Task description>
Output the line that contains "Parse this screenshot: output" and every line after it to the end of the entries, with nothing added or left out.

Figure collection entries
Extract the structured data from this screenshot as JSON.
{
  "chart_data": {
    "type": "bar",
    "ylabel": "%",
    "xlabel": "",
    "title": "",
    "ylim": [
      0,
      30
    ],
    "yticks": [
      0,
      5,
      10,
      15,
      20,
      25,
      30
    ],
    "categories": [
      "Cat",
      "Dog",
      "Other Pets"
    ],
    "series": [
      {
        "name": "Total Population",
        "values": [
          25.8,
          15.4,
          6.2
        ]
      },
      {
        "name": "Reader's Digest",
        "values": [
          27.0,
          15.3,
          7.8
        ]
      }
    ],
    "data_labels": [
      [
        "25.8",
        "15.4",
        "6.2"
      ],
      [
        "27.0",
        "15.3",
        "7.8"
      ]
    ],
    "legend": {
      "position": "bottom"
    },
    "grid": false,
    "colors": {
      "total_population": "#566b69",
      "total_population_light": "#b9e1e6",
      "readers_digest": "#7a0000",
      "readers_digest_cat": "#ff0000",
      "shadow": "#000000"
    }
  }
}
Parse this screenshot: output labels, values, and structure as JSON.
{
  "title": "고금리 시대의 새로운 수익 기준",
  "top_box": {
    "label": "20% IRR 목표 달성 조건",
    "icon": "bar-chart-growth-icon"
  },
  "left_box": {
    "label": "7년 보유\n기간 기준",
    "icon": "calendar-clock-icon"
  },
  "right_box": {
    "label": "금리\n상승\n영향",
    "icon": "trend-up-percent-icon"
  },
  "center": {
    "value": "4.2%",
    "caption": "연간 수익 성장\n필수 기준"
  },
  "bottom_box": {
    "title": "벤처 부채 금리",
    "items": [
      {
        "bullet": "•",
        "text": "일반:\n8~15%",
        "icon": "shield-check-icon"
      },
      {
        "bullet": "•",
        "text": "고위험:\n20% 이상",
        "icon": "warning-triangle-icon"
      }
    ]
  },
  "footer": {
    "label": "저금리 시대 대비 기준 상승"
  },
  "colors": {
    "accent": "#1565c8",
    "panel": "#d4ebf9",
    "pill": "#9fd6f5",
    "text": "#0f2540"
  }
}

Answer in full>
Parse this screenshot: output labels, values, and structure as JSON.
{
  "title": "고금리 시대의 새로운 수익 기준",
  "top_box": {
    "label": "20% IRR 목표 달성 조건",
    "icon": "bar-chart-growth-icon"
  },
  "left_box": {
    "label": "7년 보유\n기간 기준",
    "icon": "calendar-clock-icon"
  },
  "right_box": {
    "label": "금리\n상승\n영향",
    "icon": "trend-up-percent-icon"
  },
  "center": {
    "value": "4.2%",
    "caption": "연간 수익 성장\n필수 기준"
  },
  "bottom_box": {
    "title": "벤처 부채 금리",
    "items": [
      {
        "bullet": "•",
        "text": "일반:\n8~15%",
        "icon": "shield-check-icon"
      },
      {
        "bullet": "•",
        "text": "고위험:\n20% 이상",
        "icon": "warning-triangle-icon"
      }
    ]
  },
  "footer": {
    "label": "저금리 시대 대비 기준 상승"
  },
  "colors": {
    "accent": "#1565c8",
    "panel": "#d4ebf9",
    "pill": "#9fd6f5",
    "text": "#0f2540"
  }
}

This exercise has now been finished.